Task instructions
In full and without alteration, give the listing again.

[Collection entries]
#####

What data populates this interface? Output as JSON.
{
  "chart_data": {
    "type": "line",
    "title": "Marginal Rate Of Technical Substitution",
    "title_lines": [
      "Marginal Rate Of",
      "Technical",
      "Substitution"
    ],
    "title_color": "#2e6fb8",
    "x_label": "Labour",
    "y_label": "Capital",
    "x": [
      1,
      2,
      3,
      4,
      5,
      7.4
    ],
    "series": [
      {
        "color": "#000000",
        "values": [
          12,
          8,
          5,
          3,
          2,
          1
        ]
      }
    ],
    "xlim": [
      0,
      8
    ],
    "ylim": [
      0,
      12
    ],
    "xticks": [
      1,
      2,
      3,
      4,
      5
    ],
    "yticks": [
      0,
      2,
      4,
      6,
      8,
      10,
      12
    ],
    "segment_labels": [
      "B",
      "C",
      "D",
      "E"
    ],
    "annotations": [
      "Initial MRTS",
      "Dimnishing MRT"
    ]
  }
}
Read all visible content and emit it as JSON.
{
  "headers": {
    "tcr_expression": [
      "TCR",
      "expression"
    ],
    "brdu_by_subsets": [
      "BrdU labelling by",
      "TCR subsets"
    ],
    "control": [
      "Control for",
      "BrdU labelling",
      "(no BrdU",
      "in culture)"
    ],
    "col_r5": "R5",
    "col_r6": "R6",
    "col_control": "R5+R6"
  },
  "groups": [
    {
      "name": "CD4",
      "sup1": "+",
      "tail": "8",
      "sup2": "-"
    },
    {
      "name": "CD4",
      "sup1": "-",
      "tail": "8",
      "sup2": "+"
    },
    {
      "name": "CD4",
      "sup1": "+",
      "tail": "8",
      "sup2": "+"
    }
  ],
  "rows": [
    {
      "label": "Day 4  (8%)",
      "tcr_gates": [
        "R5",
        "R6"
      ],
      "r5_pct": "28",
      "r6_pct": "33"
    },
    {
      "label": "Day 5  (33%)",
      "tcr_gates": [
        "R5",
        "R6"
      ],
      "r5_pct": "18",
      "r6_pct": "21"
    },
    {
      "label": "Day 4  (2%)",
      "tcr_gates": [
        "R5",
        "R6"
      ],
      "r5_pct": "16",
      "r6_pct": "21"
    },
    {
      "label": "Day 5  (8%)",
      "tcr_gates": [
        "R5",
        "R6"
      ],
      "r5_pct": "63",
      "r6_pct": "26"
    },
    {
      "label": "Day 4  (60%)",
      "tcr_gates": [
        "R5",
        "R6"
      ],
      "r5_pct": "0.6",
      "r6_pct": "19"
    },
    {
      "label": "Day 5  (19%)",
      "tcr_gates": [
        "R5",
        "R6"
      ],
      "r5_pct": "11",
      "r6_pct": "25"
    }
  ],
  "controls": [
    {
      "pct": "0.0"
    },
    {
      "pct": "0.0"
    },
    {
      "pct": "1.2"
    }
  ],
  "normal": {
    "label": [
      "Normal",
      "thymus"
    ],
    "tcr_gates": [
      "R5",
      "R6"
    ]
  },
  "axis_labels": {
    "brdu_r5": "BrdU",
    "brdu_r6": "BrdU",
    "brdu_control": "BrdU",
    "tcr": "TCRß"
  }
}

#####

Exercise response
What data populates this interface? Output as JSON.
{
  "chart_data": {
    "type": "line",
    "title": "Marginal Rate Of Technical Substitution",
    "title_lines": [
      "Marginal Rate Of",
      "Technical",
      "Substitution"
    ],
    "title_color": "#2e6fb8",
    "x_label": "Labour",
    "y_label": "Capital",
    "x": [
      1,
      2,
      3,
      4,
      5,
      7.4
    ],
    "series": [
      {
        "color": "#000000",
        "values": [
          12,
          8,
          5,
          3,
          2,
          1
        ]
      }
    ],
    "xlim": [
      0,
      8
    ],
    "ylim": [
      0,
      12
    ],
    "xticks": [
      1,
      2,
      3,
      4,
      5
    ],
    "yticks": [
      0,
      2,
      4,
      6,
      8,
      10,
      12
    ],
    "segment_labels": [
      "B",
      "C",
      "D",
      "E"
    ],
    "annotations": [
      "Initial MRTS",
      "Dimnishing MRT"
    ]
  }
}
Read all visible content and emit it as JSON.
{
  "headers": {
    "tcr_expression": [
      "TCR",
      "expression"
    ],
    "brdu_by_subsets": [
      "BrdU labelling by",
      "TCR subsets"
    ],
    "control": [
      "Control for",
      "BrdU labelling",
      "(no BrdU",
      "in culture)"
    ],
    "col_r5": "R5",
    "col_r6": "R6",
    "col_control": "R5+R6"
  },
  "groups": [
    {
      "name": "CD4",
      "sup1": "+",
      "tail": "8",
      "sup2": "-"
    },
    {
      "name": "CD4",
      "sup1": "-",
      "tail": "8",
      "sup2": "+"
    },
    {
      "name": "CD4",
      "sup1": "+",
      "tail": "8",
      "sup2": "+"
    }
  ],
  "rows": [
    {
      "label": "Day 4  (8%)",
      "tcr_gates": [
        "R5",
        "R6"
      ],
      "r5_pct": "28",
      "r6_pct": "33"
    },
    {
      "label": "Day 5  (33%)",
      "tcr_gates": [
        "R5",
        "R6"
      ],
      "r5_pct": "18",
      "r6_pct": "21"
    },
    {
      "label": "Day 4  (2%)",
      "tcr_gates": [
        "R5",
        "R6"
      ],
      "r5_pct": "16",
      "r6_pct": "21"
    },
    {
      "label": "Day 5  (8%)",
      "tcr_gates": [
        "R5",
        "R6"
      ],
      "r5_pct": "63",
      "r6_pct": "26"
    },
    {
      "label": "Day 4  (60%)",
      "tcr_gates": [
        "R5",
        "R6"
      ],
      "r5_pct": "0.6",
      "r6_pct": "19"
    },
    {
      "label": "Day 5  (19%)",
      "tcr_gates": [
        "R5",
        "R6"
      ],
      "r5_pct": "11",
      "r6_pct": "25"
    }
  ],
  "controls": [
    {
      "pct": "0.0"
    },
    {
      "pct": "0.0"
    },
    {
      "pct": "1.2"
    }
  ],
  "normal": {
    "label": [
      "Normal",
      "thymus"
    ],
    "tcr_gates": [
      "R5",
      "R6"
    ]
  },
  "axis_labels": {
    "brdu_r5": "BrdU",
    "brdu_r6": "BrdU",
    "brdu_control": "BrdU",
    "tcr": "TCRß"
  }
}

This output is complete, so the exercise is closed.